-------- LISTING --------

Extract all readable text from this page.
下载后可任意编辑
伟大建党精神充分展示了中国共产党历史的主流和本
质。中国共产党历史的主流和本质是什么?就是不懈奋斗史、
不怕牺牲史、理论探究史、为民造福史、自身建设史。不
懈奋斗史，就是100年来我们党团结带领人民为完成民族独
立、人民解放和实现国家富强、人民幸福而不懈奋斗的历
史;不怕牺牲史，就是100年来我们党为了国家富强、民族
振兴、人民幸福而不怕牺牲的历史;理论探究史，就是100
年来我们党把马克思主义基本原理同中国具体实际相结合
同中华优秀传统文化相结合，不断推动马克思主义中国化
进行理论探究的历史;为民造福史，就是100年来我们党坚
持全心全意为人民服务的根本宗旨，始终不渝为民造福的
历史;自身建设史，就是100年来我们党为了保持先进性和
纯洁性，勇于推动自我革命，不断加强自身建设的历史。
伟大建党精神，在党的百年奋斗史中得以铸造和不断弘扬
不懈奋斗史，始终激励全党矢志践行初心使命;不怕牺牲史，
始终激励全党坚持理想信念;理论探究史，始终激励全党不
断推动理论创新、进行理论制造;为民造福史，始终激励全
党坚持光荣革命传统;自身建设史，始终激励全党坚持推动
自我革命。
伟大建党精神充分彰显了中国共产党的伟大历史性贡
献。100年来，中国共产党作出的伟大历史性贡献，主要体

--------
-------- LISTING --------

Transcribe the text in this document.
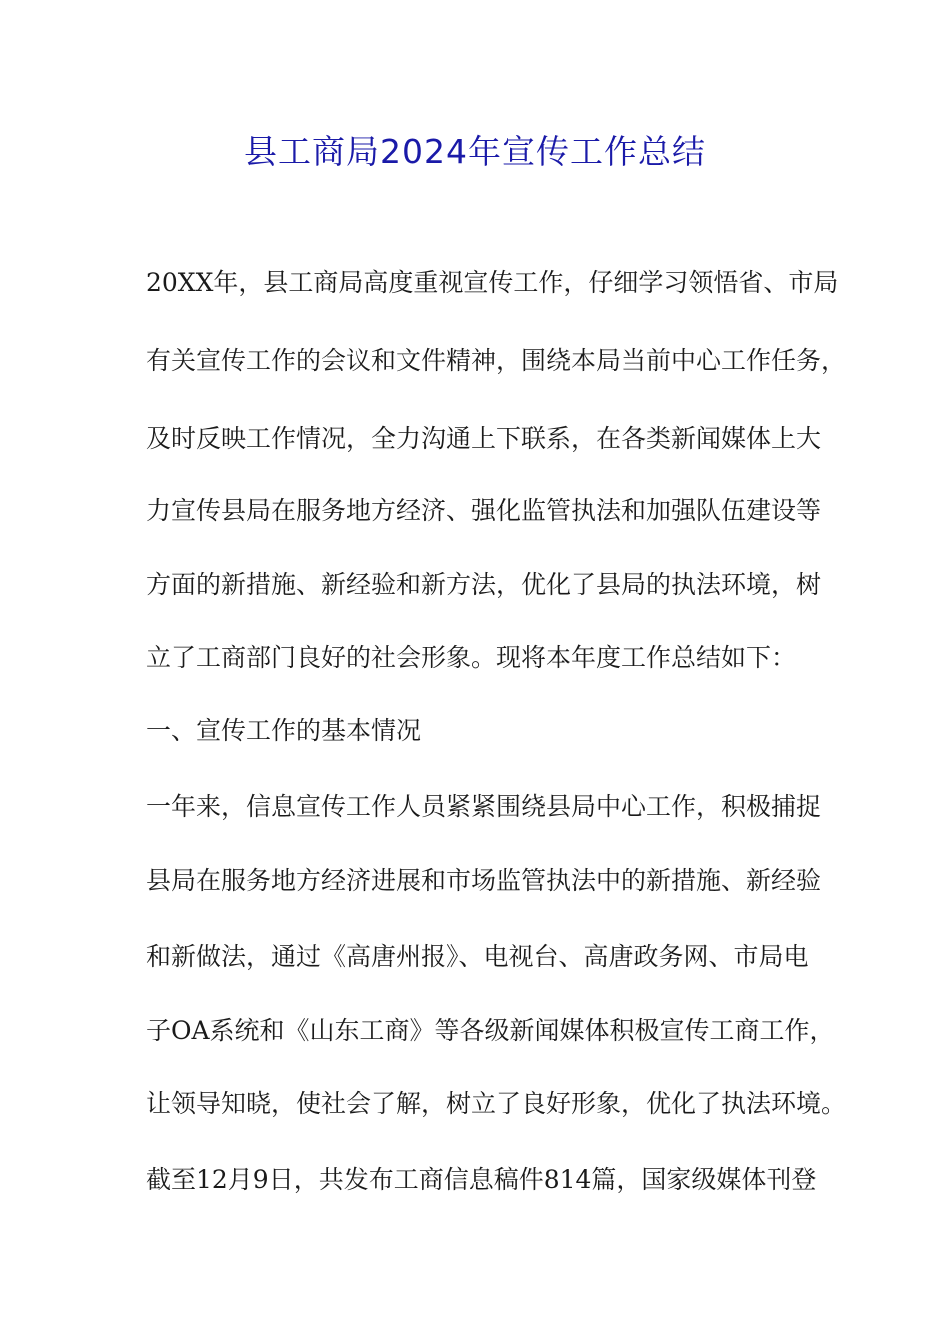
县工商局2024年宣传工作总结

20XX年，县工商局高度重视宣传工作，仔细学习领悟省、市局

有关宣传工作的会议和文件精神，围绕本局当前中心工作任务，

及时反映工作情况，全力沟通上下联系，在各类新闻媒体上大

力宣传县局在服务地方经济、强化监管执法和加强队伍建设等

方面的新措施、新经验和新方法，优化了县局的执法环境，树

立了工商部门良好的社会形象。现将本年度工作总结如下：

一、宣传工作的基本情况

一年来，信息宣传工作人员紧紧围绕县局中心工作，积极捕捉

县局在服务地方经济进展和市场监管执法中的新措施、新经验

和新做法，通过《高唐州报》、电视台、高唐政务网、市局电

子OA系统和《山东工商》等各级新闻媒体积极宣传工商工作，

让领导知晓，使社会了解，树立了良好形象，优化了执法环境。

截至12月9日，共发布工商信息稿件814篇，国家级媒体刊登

--------
-------- LISTING --------

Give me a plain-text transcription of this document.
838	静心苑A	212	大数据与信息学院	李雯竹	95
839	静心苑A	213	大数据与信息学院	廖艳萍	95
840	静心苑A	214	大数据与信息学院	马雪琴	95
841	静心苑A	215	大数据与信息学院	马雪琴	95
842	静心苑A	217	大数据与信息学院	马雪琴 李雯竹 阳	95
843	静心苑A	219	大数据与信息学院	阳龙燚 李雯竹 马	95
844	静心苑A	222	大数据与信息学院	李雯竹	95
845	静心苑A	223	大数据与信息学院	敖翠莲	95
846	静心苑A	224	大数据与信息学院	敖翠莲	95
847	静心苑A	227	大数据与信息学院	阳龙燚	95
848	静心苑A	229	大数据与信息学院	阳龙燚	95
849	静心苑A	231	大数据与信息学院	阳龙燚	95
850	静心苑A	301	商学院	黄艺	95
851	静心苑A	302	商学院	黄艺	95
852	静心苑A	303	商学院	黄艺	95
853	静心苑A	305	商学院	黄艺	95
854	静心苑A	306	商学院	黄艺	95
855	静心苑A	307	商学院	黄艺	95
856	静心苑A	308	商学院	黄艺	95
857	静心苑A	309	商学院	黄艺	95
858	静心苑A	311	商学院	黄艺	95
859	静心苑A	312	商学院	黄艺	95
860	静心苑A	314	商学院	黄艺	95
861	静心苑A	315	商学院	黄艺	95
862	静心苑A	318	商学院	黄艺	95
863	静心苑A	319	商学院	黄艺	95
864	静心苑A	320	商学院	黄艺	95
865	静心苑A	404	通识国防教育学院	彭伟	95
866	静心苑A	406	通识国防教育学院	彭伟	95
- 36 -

--------

§ REQUIREMENT
Check each line of the entries above for the word "为民造福史". List the ones that have it.

§ FULL SOLUTION
不怕牺牲史、理论探究史、为民造福史、自身建设史。不
进行理论探究的历史;为民造福史，就是100年来我们党坚
断推动理论创新、进行理论制造;为民造福史，始终激励全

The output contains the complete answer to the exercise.